Task brief:
Copy each line of the entries that contains the word "programa".

[Items listed in a dataset]
══════════════════════════════
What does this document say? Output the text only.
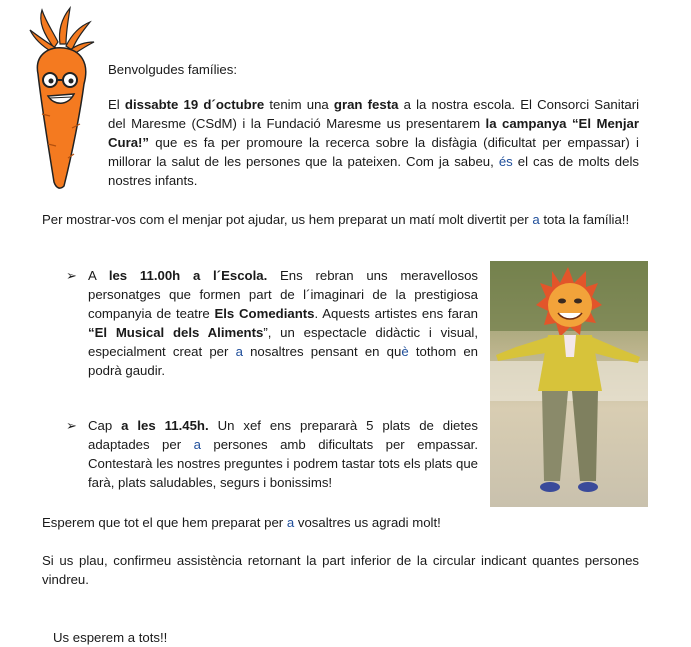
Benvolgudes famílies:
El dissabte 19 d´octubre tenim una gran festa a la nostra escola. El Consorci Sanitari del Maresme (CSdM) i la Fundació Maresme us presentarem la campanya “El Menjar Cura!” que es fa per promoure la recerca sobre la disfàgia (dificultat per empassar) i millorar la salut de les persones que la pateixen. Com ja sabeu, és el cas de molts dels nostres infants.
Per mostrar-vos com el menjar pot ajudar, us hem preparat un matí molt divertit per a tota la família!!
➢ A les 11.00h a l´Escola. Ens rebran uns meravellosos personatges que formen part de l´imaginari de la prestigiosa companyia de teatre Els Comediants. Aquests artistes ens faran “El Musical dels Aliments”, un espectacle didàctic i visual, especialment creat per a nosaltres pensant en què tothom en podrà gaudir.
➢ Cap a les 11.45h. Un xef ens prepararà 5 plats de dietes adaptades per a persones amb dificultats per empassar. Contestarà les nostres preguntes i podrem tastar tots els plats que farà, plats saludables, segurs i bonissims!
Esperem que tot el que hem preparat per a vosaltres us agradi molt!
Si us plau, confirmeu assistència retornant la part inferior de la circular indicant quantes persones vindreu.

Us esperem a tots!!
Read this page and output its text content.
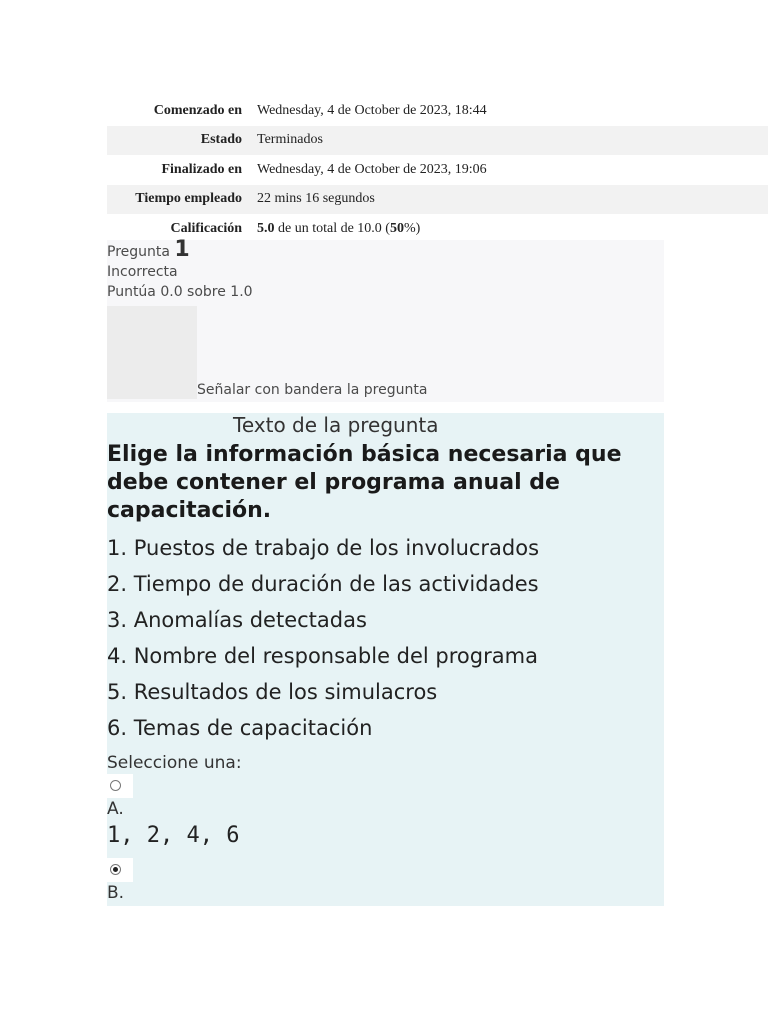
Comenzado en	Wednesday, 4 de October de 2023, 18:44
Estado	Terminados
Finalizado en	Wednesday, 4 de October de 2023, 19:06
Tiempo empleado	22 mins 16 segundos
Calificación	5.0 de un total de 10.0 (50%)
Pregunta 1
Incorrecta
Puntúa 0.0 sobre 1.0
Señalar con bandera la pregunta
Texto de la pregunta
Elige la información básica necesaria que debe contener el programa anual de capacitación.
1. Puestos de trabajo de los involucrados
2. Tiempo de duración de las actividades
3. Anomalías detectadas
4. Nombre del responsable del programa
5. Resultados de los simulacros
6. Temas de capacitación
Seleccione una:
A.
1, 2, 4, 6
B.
══════════════════════════════
The output:
Elige la información básica necesaria que debe contener el programa anual de capacitación.
4. Nombre del responsable del programa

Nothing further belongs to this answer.